DIRECTIONS>
All of the listing below must be repeated word for word. Pictures are the only thing to omit.
★ ★ ★ ★ ★ ★ ★
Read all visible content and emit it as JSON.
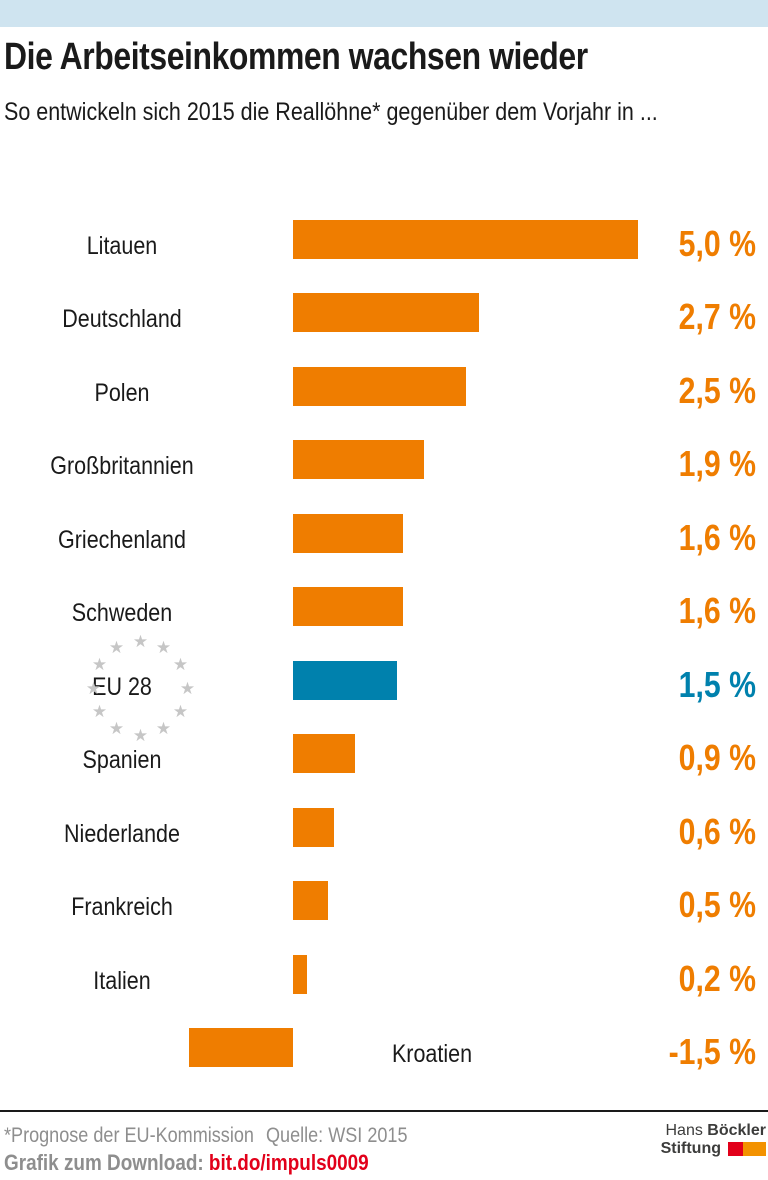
{
  "header": {
    "title": "Die Arbeitseinkommen wachsen wieder",
    "subtitle": "So entwickeln sich 2015 die Reallöhne* gegenüber dem Vorjahr in ..."
  },
  "chart_data": {
    "type": "bar",
    "orientation": "horizontal",
    "unit": "%",
    "value_format": "decimal-comma",
    "categories": [
      "Litauen",
      "Deutschland",
      "Polen",
      "Großbritannien",
      "Griechenland",
      "Schweden",
      "EU 28",
      "Spanien",
      "Niederlande",
      "Frankreich",
      "Italien",
      "Kroatien"
    ],
    "values": [
      5.0,
      2.7,
      2.5,
      1.9,
      1.6,
      1.6,
      1.5,
      0.9,
      0.6,
      0.5,
      0.2,
      -1.5
    ],
    "bars": [
      {
        "label": "Litauen",
        "value": 5.0,
        "display": "5,0 %",
        "highlight": false,
        "label_inside": false
      },
      {
        "label": "Deutschland",
        "value": 2.7,
        "display": "2,7 %",
        "highlight": false,
        "label_inside": false
      },
      {
        "label": "Polen",
        "value": 2.5,
        "display": "2,5 %",
        "highlight": false,
        "label_inside": false
      },
      {
        "label": "Großbritannien",
        "value": 1.9,
        "display": "1,9 %",
        "highlight": false,
        "label_inside": false
      },
      {
        "label": "Griechenland",
        "value": 1.6,
        "display": "1,6 %",
        "highlight": false,
        "label_inside": false
      },
      {
        "label": "Schweden",
        "value": 1.6,
        "display": "1,6 %",
        "highlight": false,
        "label_inside": false
      },
      {
        "label": "EU 28",
        "value": 1.5,
        "display": "1,5 %",
        "highlight": true,
        "label_inside": false,
        "eu_stars": true
      },
      {
        "label": "Spanien",
        "value": 0.9,
        "display": "0,9 %",
        "highlight": false,
        "label_inside": false
      },
      {
        "label": "Niederlande",
        "value": 0.6,
        "display": "0,6 %",
        "highlight": false,
        "label_inside": false
      },
      {
        "label": "Frankreich",
        "value": 0.5,
        "display": "0,5 %",
        "highlight": false,
        "label_inside": false
      },
      {
        "label": "Italien",
        "value": 0.2,
        "display": "0,2 %",
        "highlight": false,
        "label_inside": false
      },
      {
        "label": "Kroatien",
        "value": -1.5,
        "display": "-1,5 %",
        "highlight": false,
        "label_inside": true
      }
    ],
    "bar_color": "#ef7d00",
    "highlight_color": "#0081ad",
    "star_color": "#c6c6c6",
    "legend_position": "none",
    "grid": false
  },
  "footer": {
    "footnote": "*Prognose der EU-Kommission",
    "source": "Quelle: WSI 2015",
    "download_label": "Grafik zum Download:",
    "download_link": "bit.do/impuls0009"
  },
  "logo": {
    "name_regular": "Hans",
    "name_bold": "Böckler",
    "line2_bold": "Stiftung",
    "block_red": "#e2001a",
    "block_orange": "#f39200"
  },
  "colors": {
    "top_strip": "#cfe4f0",
    "text": "#1a1a1a",
    "footer_gray": "#8e8e8e",
    "link_red": "#e2001a"
  }
}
★ ★ ★ ★ ★ ★ ★
ANSWER TO THE TASK>
Read all visible content and emit it as JSON.
{
  "header": {
    "title": "Die Arbeitseinkommen wachsen wieder",
    "subtitle": "So entwickeln sich 2015 die Reallöhne* gegenüber dem Vorjahr in ..."
  },
  "chart_data": {
    "type": "bar",
    "orientation": "horizontal",
    "unit": "%",
    "value_format": "decimal-comma",
    "categories": [
      "Litauen",
      "Deutschland",
      "Polen",
      "Großbritannien",
      "Griechenland",
      "Schweden",
      "EU 28",
      "Spanien",
      "Niederlande",
      "Frankreich",
      "Italien",
      "Kroatien"
    ],
    "values": [
      5.0,
      2.7,
      2.5,
      1.9,
      1.6,
      1.6,
      1.5,
      0.9,
      0.6,
      0.5,
      0.2,
      -1.5
    ],
    "bars": [
      {
        "label": "Litauen",
        "value": 5.0,
        "display": "5,0 %",
        "highlight": false,
        "label_inside": false
      },
      {
        "label": "Deutschland",
        "value": 2.7,
        "display": "2,7 %",
        "highlight": false,
        "label_inside": false
      },
      {
        "label": "Polen",
        "value": 2.5,
        "display": "2,5 %",
        "highlight": false,
        "label_inside": false
      },
      {
        "label": "Großbritannien",
        "value": 1.9,
        "display": "1,9 %",
        "highlight": false,
        "label_inside": false
      },
      {
        "label": "Griechenland",
        "value": 1.6,
        "display": "1,6 %",
        "highlight": false,
        "label_inside": false
      },
      {
        "label": "Schweden",
        "value": 1.6,
        "display": "1,6 %",
        "highlight": false,
        "label_inside": false
      },
      {
        "label": "EU 28",
        "value": 1.5,
        "display": "1,5 %",
        "highlight": true,
        "label_inside": false,
        "eu_stars": true
      },
      {
        "label": "Spanien",
        "value": 0.9,
        "display": "0,9 %",
        "highlight": false,
        "label_inside": false
      },
      {
        "label": "Niederlande",
        "value": 0.6,
        "display": "0,6 %",
        "highlight": false,
        "label_inside": false
      },
      {
        "label": "Frankreich",
        "value": 0.5,
        "display": "0,5 %",
        "highlight": false,
        "label_inside": false
      },
      {
        "label": "Italien",
        "value": 0.2,
        "display": "0,2 %",
        "highlight": false,
        "label_inside": false
      },
      {
        "label": "Kroatien",
        "value": -1.5,
        "display": "-1,5 %",
        "highlight": false,
        "label_inside": true
      }
    ],
    "bar_color": "#ef7d00",
    "highlight_color": "#0081ad",
    "star_color": "#c6c6c6",
    "legend_position": "none",
    "grid": false
  },
  "footer": {
    "footnote": "*Prognose der EU-Kommission",
    "source": "Quelle: WSI 2015",
    "download_label": "Grafik zum Download:",
    "download_link": "bit.do/impuls0009"
  },
  "logo": {
    "name_regular": "Hans",
    "name_bold": "Böckler",
    "line2_bold": "Stiftung",
    "block_red": "#e2001a",
    "block_orange": "#f39200"
  },
  "colors": {
    "top_strip": "#cfe4f0",
    "text": "#1a1a1a",
    "footer_gray": "#8e8e8e",
    "link_red": "#e2001a"
  }
}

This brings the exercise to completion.